┌────────

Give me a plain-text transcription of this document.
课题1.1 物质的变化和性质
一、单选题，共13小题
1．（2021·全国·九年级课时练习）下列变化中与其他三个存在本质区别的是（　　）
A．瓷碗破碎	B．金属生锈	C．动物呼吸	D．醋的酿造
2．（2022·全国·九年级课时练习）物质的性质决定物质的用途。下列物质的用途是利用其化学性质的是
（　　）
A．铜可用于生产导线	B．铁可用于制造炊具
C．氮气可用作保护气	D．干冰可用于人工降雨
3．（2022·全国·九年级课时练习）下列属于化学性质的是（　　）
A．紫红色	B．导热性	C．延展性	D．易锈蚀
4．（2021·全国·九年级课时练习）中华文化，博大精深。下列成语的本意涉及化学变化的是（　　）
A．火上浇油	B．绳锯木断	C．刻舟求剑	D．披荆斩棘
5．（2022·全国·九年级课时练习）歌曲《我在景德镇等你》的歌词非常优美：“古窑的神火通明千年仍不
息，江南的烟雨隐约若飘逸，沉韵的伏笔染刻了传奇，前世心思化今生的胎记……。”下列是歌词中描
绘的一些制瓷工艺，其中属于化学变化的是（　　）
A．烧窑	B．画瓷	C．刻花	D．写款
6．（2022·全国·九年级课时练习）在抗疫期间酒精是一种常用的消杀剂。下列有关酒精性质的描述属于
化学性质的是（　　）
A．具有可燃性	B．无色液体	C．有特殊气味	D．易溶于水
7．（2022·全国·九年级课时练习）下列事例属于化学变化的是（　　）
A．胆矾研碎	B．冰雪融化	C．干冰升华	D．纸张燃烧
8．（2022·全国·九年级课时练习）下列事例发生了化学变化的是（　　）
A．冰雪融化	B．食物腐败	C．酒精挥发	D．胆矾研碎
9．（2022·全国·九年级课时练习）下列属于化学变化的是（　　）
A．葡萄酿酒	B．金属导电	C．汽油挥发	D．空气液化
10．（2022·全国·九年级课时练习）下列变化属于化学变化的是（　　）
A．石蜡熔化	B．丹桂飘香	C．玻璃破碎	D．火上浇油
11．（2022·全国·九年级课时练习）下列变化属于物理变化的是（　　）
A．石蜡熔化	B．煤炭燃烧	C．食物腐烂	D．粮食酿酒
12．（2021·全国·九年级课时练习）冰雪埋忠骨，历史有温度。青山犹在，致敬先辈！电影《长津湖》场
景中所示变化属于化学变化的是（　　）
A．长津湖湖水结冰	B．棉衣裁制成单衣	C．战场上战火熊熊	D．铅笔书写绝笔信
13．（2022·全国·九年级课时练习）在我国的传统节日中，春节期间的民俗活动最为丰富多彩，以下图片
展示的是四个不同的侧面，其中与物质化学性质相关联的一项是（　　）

└────────

▶ [SET PROBLEM]:
Exactly how many lines in the data above contain the word "冰雪融化"? Respond with the number and nothing more.

▶ [FINAL RESULT]:
2